* **原文**
· · · · · · ·

レスリングの世界選手権が21日、フランス・パリで開幕する。男子の注目はグレコローマン59キロ級で初出場の文田健一郎(21=日体大)だ。国内予選でリオ五輪銀メダルの太田忍(23=ALSOK)に2連勝し代表に決定。国際大会でも7大会連続表彰台に上がり、一躍金メダル候補に躍り出た。体の柔軟性と無類の猫好きから「ニャンコローマンレスラー」と呼ばれる文田に迫った。

 ――世界選手権が迫ってきた

 文田:思ったよりプレッシャーがないというか気負うことなくいます。あくまで挑戦者だと思っているので自分らしさを出せればと思っている。

 ――国内外の活躍で、世界でも研究され始めている

 文田:自分でも遠征に行くたびに感じています。特に反り投げ。みんな僕が反りが得意だと知っているので、組んでくれない。逃げちゃったり、頭下げちゃったり。僕的には「勝負しろよ!」って思うんですけど(笑い)。それだけ自分を知ってもらえているので、相手の対策のさらに上にいけたら。

 ――無類の猫好きで、「猫カフェ行き」が試合前のルーティン

 文田:試合前最後のオフは減量しているので、おいしいものも食べに行けない。猫カフェに行ってドリンクバーだけ頼んで、ゆっくり漫画を読んでオフを過ごす。そこから残りの1週間で体重を落として試合というのが僕の中のルーティン。普段はいろいろな猫カフェをめぐりますが、試合前に行くところは決まっています。

 ――ムツゴロウさんみたいに「かわいい、かわいい〜」ってなで回す

 文田:いやいや(笑い)。僕はあまり。猫はあまりなでられるのは好きじゃないので。でも、たまにデレデレしてきたりするので、そこはかわいいなあって。

 ――身の回りも猫ばかりだ

 文田:好きなシールがあって、ノートや携帯カバー、いろんなものに貼っています。コラボだったり限定だったりがあるので、いろんなお店に行って探したりします。

 ――かわいい趣味だ

 文田:めっちゃ好きですね〜。みんなに変なヤツだと思われていますが、気にしません。

· · · · · · ·

* **作業指示**
原文によると、対戦相手が文田と組んでくれないのはなぜか、一〜三文で説明してください。 ここからの行は、原文とは別の出典から取られたものです。

構造化ページ解析データ
· · · · · · ·

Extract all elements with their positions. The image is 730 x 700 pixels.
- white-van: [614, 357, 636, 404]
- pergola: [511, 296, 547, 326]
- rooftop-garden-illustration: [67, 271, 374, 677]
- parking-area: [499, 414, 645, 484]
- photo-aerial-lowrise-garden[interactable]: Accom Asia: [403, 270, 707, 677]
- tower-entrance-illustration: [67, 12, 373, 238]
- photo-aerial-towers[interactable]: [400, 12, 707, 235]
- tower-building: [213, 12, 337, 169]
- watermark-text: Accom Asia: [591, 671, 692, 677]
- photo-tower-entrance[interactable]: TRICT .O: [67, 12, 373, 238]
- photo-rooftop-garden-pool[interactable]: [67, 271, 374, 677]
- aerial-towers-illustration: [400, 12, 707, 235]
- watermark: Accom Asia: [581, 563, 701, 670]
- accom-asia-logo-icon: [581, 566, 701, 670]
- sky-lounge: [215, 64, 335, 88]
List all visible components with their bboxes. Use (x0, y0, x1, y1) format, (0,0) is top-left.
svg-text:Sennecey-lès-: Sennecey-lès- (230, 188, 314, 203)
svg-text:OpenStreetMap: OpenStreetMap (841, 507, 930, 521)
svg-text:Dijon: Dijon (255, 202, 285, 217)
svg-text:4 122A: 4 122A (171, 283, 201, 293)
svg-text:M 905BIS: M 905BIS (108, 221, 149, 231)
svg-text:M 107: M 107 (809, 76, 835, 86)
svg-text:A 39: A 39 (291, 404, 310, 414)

· · · · · · ·

* **解答**
相手はみな、文田が反り投げを得意としていることを知っているからです。そのため、逃げたり頭を下げたりして組んでこないと文田は話しています。